▶ **YOUR GOAL**: Render every line of the records below as a Markdown table with the columns "Row" and "Content": number each row and place the line in "Content". Omit blank lines and the pictures.

(Dataset records)
** begin **

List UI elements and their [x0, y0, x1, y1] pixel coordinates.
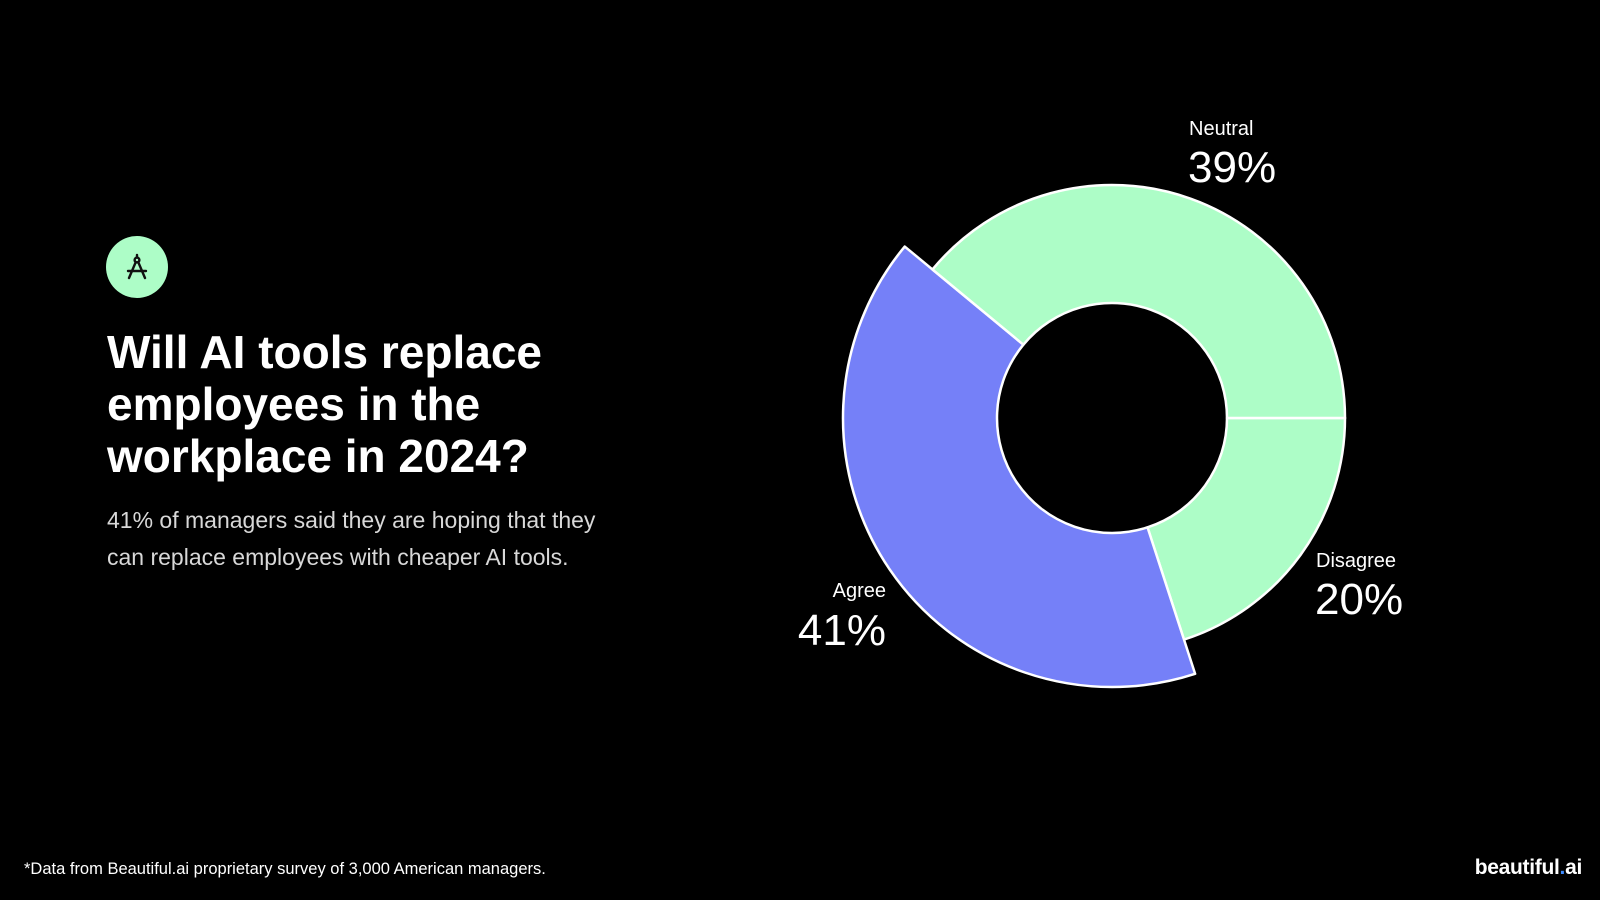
- logo-dot: .: [1559, 856, 1566, 879]
- footnote: *Data from Beautiful.ai proprietary surv…: [24, 860, 546, 878]
- label-neutral: Neutral: [1189, 118, 1254, 140]
- page-title: Will AI tools replace employees in the w…: [107, 326, 542, 482]
- logo-suffix: ai: [1565, 856, 1582, 879]
- slice-neutral: [931, 183, 1347, 420]
- value-agree: 41%: [797, 606, 886, 655]
- beautiful-ai-logo: beautiful.ai: [1474, 856, 1583, 880]
- compass-badge: [106, 236, 168, 298]
- slice-disagree: [1146, 416, 1347, 641]
- value-neutral: 39%: [1188, 143, 1277, 192]
- slice-agree: [841, 245, 1197, 689]
- logo-text: beautiful: [1474, 856, 1560, 879]
- label-disagree: Disagree: [1316, 550, 1397, 572]
- label-agree: Agree: [832, 580, 886, 602]
- page-subtitle: 41% of managers said they are hoping tha…: [107, 507, 596, 570]
- compass-drafting-icon: [126, 253, 148, 280]
- value-disagree: 20%: [1315, 575, 1404, 624]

** end **

▶ **ANSWER FOR THIS EXERCISE**:
| Row | Content |
|---|---|
| 1 | List UI elements and their [x0, y0, x1, y1] pixel coordinates. |
| 2 | - logo-dot: .: [1559, 856, 1566, 879] |
| 3 | - footnote: *Data from Beautiful.ai proprietary surv…: [24, 860, 546, 878] |
| 4 | - label-neutral: Neutral: [1189, 118, 1254, 140] |
| 5 | - page-title: Will AI tools replace employees in the w…: [107, 326, 542, 482] |
| 6 | - logo-suffix: ai: [1565, 856, 1582, 879] |
| 7 | - slice-neutral: [931, 183, 1347, 420] |
| 8 | - value-agree: 41%: [797, 606, 886, 655] |
| 9 | - beautiful-ai-logo: beautiful.ai: [1474, 856, 1583, 880] |
| 10 | - compass-badge: [106, 236, 168, 298] |
| 11 | - slice-disagree: [1146, 416, 1347, 641] |
| 12 | - value-neutral: 39%: [1188, 143, 1277, 192] |
| 13 | - slice-agree: [841, 245, 1197, 689] |
| 14 | - logo-text: beautiful: [1474, 856, 1560, 879] |
| 15 | - label-disagree: Disagree: [1316, 550, 1397, 572] |
| 16 | - label-agree: Agree: [832, 580, 886, 602] |
| 17 | - page-subtitle: 41% of managers said they are hoping tha…: [107, 507, 596, 570] |
| 18 | - compass-drafting-icon: [126, 253, 148, 280] |
| 19 | - value-disagree: 20%: [1315, 575, 1404, 624] |